*TASK REQUIREMENTS:* From the listing below, return each line that includes "through".

□ □ □ □ □

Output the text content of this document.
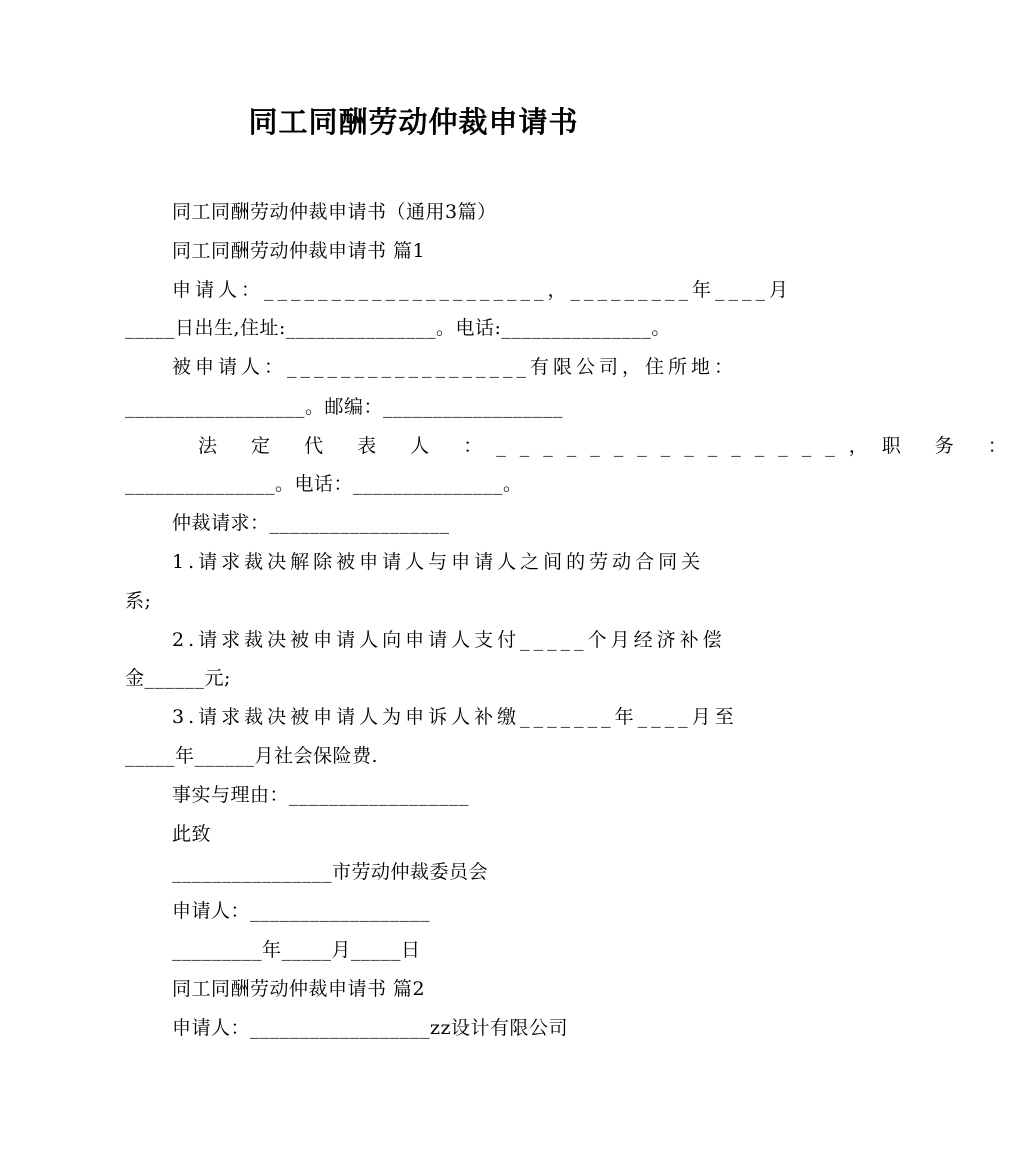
同工同酬劳动仲裁申请书
同工同酬劳动仲裁申请书（通用3篇）
同工同酬劳动仲裁申请书 篇1
申请人：_____________________，_________年____月
_____日出生,住址:_______________。电话:_______________。
被申请人：__________________有限公司，住所地：
__________________。邮编：__________________
法 定 代 表 人 ：_______________，职 务 ：
_______________。电话：_______________。
仲裁请求：__________________
1.请求裁决解除被申请人与申请人之间的劳动合同关
系;
2.请求裁决被申请人向申请人支付_____个月经济补偿
金______元;
3.请求裁决被申请人为申诉人补缴_______年____月至
_____年______月社会保险费.
事实与理由：__________________
此致
________________市劳动仲裁委员会
申请人：__________________
_________年_____月_____日
同工同酬劳动仲裁申请书 篇2
申请人：__________________zz设计有限公司
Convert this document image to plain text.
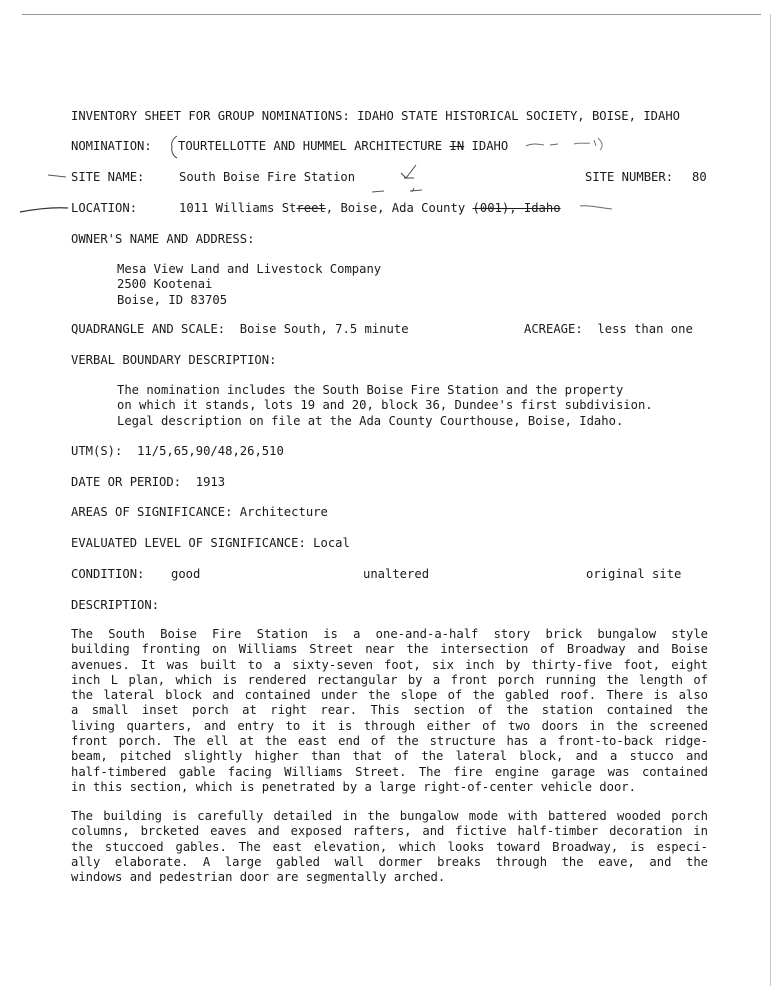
INVENTORY SHEET FOR GROUP NOMINATIONS: IDAHO STATE HISTORICAL SOCIETY, BOISE, IDAHO
NOMINATION: TOURTELLOTTE AND HUMMEL ARCHITECTURE IN IDAHO
SITE NAME:	South Boise Fire Station	SITE NUMBER: 80
LOCATION:	1011 Williams Street, Boise, Ada County (001), Idaho
OWNER'S NAME AND ADDRESS:
Mesa View Land and Livestock Company
2500 Kootenai
Boise, ID 83705
QUADRANGLE AND SCALE: Boise South, 7.5 minute	ACREAGE: less than one
VERBAL BOUNDARY DESCRIPTION:
The nomination includes the South Boise Fire Station and the property
on which it stands, lots 19 and 20, block 36, Dundee's first subdivision.
Legal description on file at the Ada County Courthouse, Boise, Idaho.
UTM(S): 11/5,65,90/48,26,510
DATE OR PERIOD: 1913
AREAS OF SIGNIFICANCE: Architecture
EVALUATED LEVEL OF SIGNIFICANCE: Local
CONDITION: good	unaltered	original site
DESCRIPTION:
The South Boise Fire Station is a one-and-a-half story brick bungalow style
building fronting on Williams Street near the intersection of Broadway and Boise
avenues. It was built to a sixty-seven foot, six inch by thirty-five foot, eight
inch L plan, which is rendered rectangular by a front porch running the length of
the lateral block and contained under the slope of the gabled roof. There is also
a small inset porch at right rear. This section of the station contained the
living quarters, and entry to it is through either of two doors in the screened
front porch. The ell at the east end of the structure has a front-to-back ridge-
beam, pitched slightly higher than that of the lateral block, and a stucco and
half-timbered gable facing Williams Street. The fire engine garage was contained
in this section, which is penetrated by a large right-of-center vehicle door.
The building is carefully detailed in the bungalow mode with battered wooded porch
columns, brcketed eaves and exposed rafters, and fictive half-timber decoration in
the stuccoed gables. The east elevation, which looks toward Broadway, is especi-
ally elaborate. A large gabled wall dormer breaks through the eave, and the
windows and pedestrian door are segmentally arched.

□ □ □ □ □

*WORKED ANSWER:*
living quarters, and entry to it is through either of two doors in the screened
ally elaborate. A large gabled wall dormer breaks through the eave, and the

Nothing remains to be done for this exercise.